━━━━━ RAW DATA ━━━━━

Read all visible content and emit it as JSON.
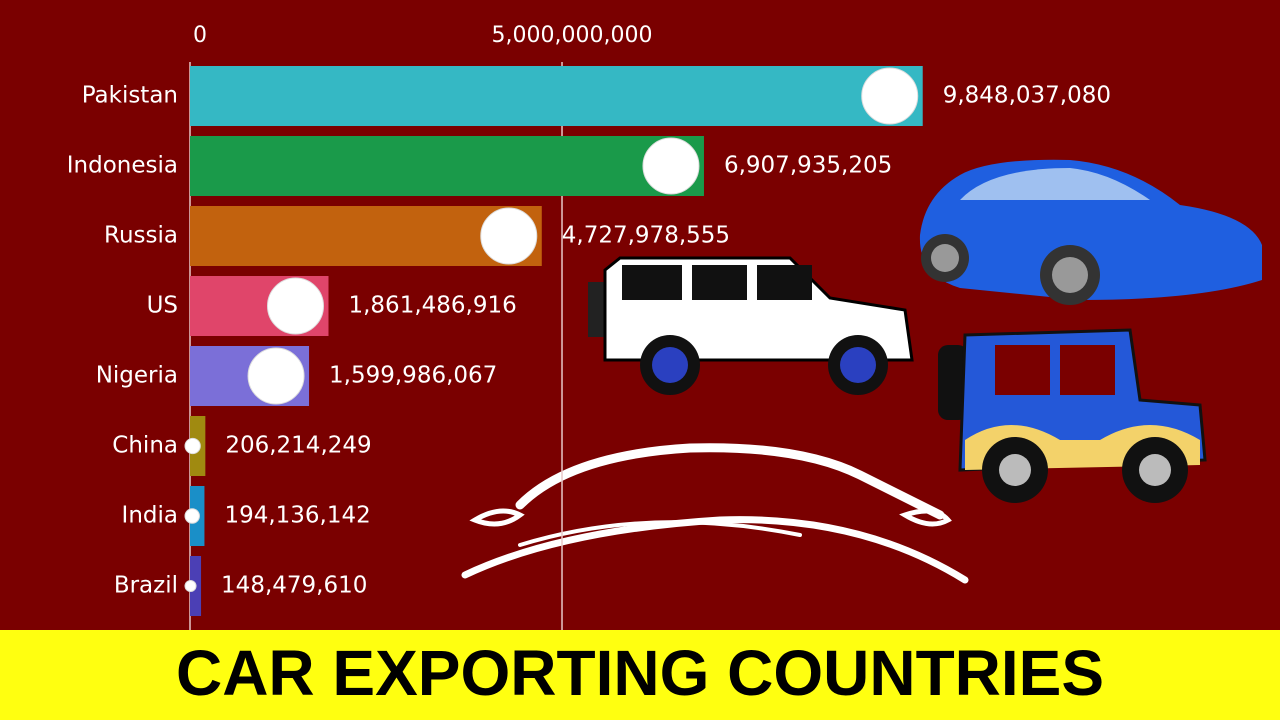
{
  "chart_data": {
    "type": "bar",
    "orientation": "horizontal",
    "title": "CAR EXPORTING COUNTRIES",
    "categories": [
      "Pakistan",
      "Indonesia",
      "Russia",
      "US",
      "Nigeria",
      "China",
      "India",
      "Brazil"
    ],
    "values": [
      9848037080,
      6907935205,
      4727978555,
      1861486916,
      1599986067,
      206214249,
      194136142,
      148479610
    ],
    "value_labels": [
      "9,848,037,080",
      "6,907,935,205",
      "4,727,978,555",
      "1,861,486,916",
      "1,599,986,067",
      "206,214,249",
      "194,136,142",
      "148,479,610"
    ],
    "colors": [
      "#35b8c4",
      "#1a9a4a",
      "#c2620e",
      "#e0456a",
      "#7b6fd8",
      "#a08a10",
      "#1a8fc8",
      "#4b3fb5"
    ],
    "xlim": [
      0,
      14650000000
    ],
    "xticks": [
      0,
      {
        "value": 5000000000,
        "label": "5,000,000,000"
      }
    ],
    "grid": true
  }
}
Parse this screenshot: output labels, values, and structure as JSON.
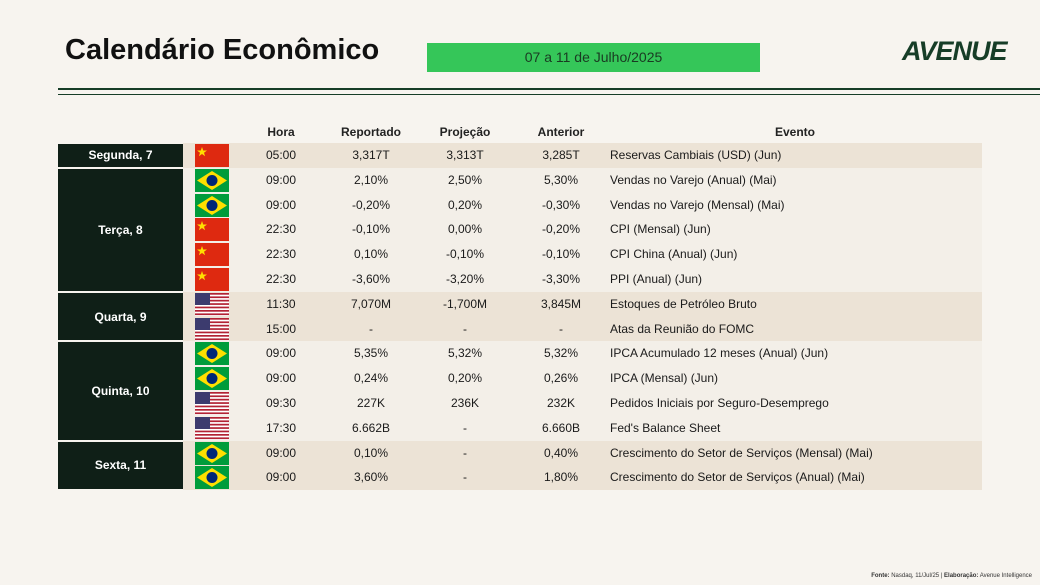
{
  "header": {
    "title": "Calendário Econômico",
    "date_range": "07 a 11 de Julho/2025",
    "logo": "AVENUE"
  },
  "table": {
    "columns": [
      "Hora",
      "Reportado",
      "Projeção",
      "Anterior",
      "Evento"
    ],
    "days": [
      {
        "label": "Segunda, 7",
        "rows": [
          [
            "05:00",
            "3,317T",
            "3,313T",
            "3,285T",
            "Reservas Cambiais (USD) (Jun)"
          ]
        ]
      },
      {
        "label": "Terça, 8",
        "rows": [
          [
            "09:00",
            "2,10%",
            "2,50%",
            "5,30%",
            "Vendas no Varejo (Anual) (Mai)"
          ],
          [
            "09:00",
            "-0,20%",
            "0,20%",
            "-0,30%",
            "Vendas no Varejo (Mensal) (Mai)"
          ],
          [
            "22:30",
            "-0,10%",
            "0,00%",
            "-0,20%",
            "CPI (Mensal) (Jun)"
          ],
          [
            "22:30",
            "0,10%",
            "-0,10%",
            "-0,10%",
            "CPI China (Anual) (Jun)"
          ],
          [
            "22:30",
            "-3,60%",
            "-3,20%",
            "-3,30%",
            "PPI (Anual) (Jun)"
          ]
        ]
      },
      {
        "label": "Quarta, 9",
        "rows": [
          [
            "11:30",
            "7,070M",
            "-1,700M",
            "3,845M",
            "Estoques de Petróleo Bruto"
          ],
          [
            "15:00",
            "-",
            "-",
            "-",
            "Atas da Reunião do FOMC"
          ]
        ]
      },
      {
        "label": "Quinta, 10",
        "rows": [
          [
            "09:00",
            "5,35%",
            "5,32%",
            "5,32%",
            "IPCA Acumulado 12 meses (Anual) (Jun)"
          ],
          [
            "09:00",
            "0,24%",
            "0,20%",
            "0,26%",
            "IPCA (Mensal) (Jun)"
          ],
          [
            "09:30",
            "227K",
            "236K",
            "232K",
            "Pedidos Iniciais por Seguro-Desemprego"
          ],
          [
            "17:30",
            "6.662B",
            "-",
            "6.660B",
            "Fed's Balance Sheet"
          ]
        ]
      },
      {
        "label": "Sexta, 11",
        "rows": [
          [
            "09:00",
            "0,10%",
            "-",
            "0,40%",
            "Crescimento do Setor de Serviços (Mensal) (Mai)"
          ],
          [
            "09:00",
            "3,60%",
            "-",
            "1,80%",
            "Crescimento do Setor de Serviços (Anual) (Mai)"
          ]
        ]
      }
    ]
  },
  "footer": {
    "source_label": "Fonte:",
    "source": "Nasdaq, 11/Jul/25 |",
    "author_label": "Elaboração:",
    "author": "Avenue Intelligence"
  }
}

━━━━━

YOUR OBJECTIVE
Scan the listing above for the word "Anual" and copy every line that holds it.

RESPONSE FOR THIS EXERCISE
            "Vendas no Varejo (Anual) (Mai)"
            "CPI China (Anual) (Jun)"
            "PPI (Anual) (Jun)"
            "IPCA Acumulado 12 meses (Anual) (Jun)"
            "Crescimento do Setor de Serviços (Anual) (Mai)"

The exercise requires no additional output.